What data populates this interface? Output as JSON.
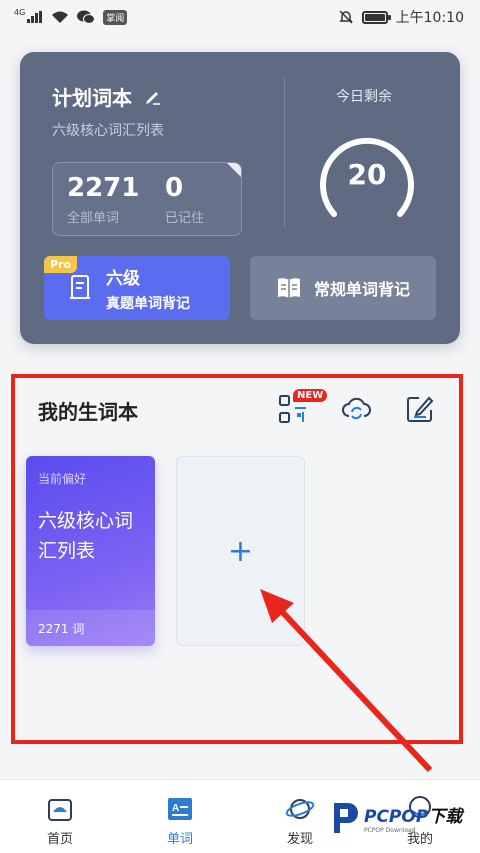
{
  "status_bar": {
    "network": "4G",
    "app_badge": "掌阅",
    "time": "上午10:10"
  },
  "plan_card": {
    "title": "计划词本",
    "subtitle": "六级核心词汇列表",
    "total_words": "2271",
    "total_label": "全部单词",
    "remembered_words": "0",
    "remembered_label": "已记住",
    "remaining_label": "今日剩余",
    "remaining_count": "20",
    "cet6_button": {
      "badge": "Pro",
      "line1": "六级",
      "line2": "真题单词背记"
    },
    "normal_button_label": "常规单词背记"
  },
  "vocab_section": {
    "title": "我的生词本",
    "new_badge": "NEW",
    "book": {
      "tag": "当前偏好",
      "name": "六级核心词汇列表",
      "count": "2271 词"
    },
    "add_symbol": "+"
  },
  "bottom_nav": {
    "items": [
      {
        "label": "首页"
      },
      {
        "label": "单词"
      },
      {
        "label": "发现"
      },
      {
        "label": "我的"
      }
    ],
    "active_index": 1
  },
  "watermark": {
    "brand": "PCPOP",
    "brand_suffix": "下载",
    "tagline": "PCPOP Download"
  },
  "colors": {
    "card_bg": "#5f6b82",
    "cet6_button": "#5b6cf0",
    "accent_blue": "#2c7cd6",
    "annotation_red": "#e8261c",
    "book_card": "#6a56f1"
  }
}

- _The exercise_
Quote everything in the listing above exactly; pictures are the only thing to omit.

- _The answer_
What data populates this interface? Output as JSON.
{
  "status_bar": {
    "network": "4G",
    "app_badge": "掌阅",
    "time": "上午10:10"
  },
  "plan_card": {
    "title": "计划词本",
    "subtitle": "六级核心词汇列表",
    "total_words": "2271",
    "total_label": "全部单词",
    "remembered_words": "0",
    "remembered_label": "已记住",
    "remaining_label": "今日剩余",
    "remaining_count": "20",
    "cet6_button": {
      "badge": "Pro",
      "line1": "六级",
      "line2": "真题单词背记"
    },
    "normal_button_label": "常规单词背记"
  },
  "vocab_section": {
    "title": "我的生词本",
    "new_badge": "NEW",
    "book": {
      "tag": "当前偏好",
      "name": "六级核心词汇列表",
      "count": "2271 词"
    },
    "add_symbol": "+"
  },
  "bottom_nav": {
    "items": [
      {
        "label": "首页"
      },
      {
        "label": "单词"
      },
      {
        "label": "发现"
      },
      {
        "label": "我的"
      }
    ],
    "active_index": 1
  },
  "watermark": {
    "brand": "PCPOP",
    "brand_suffix": "下载",
    "tagline": "PCPOP Download"
  },
  "colors": {
    "card_bg": "#5f6b82",
    "cet6_button": "#5b6cf0",
    "accent_blue": "#2c7cd6",
    "annotation_red": "#e8261c",
    "book_card": "#6a56f1"
  }
}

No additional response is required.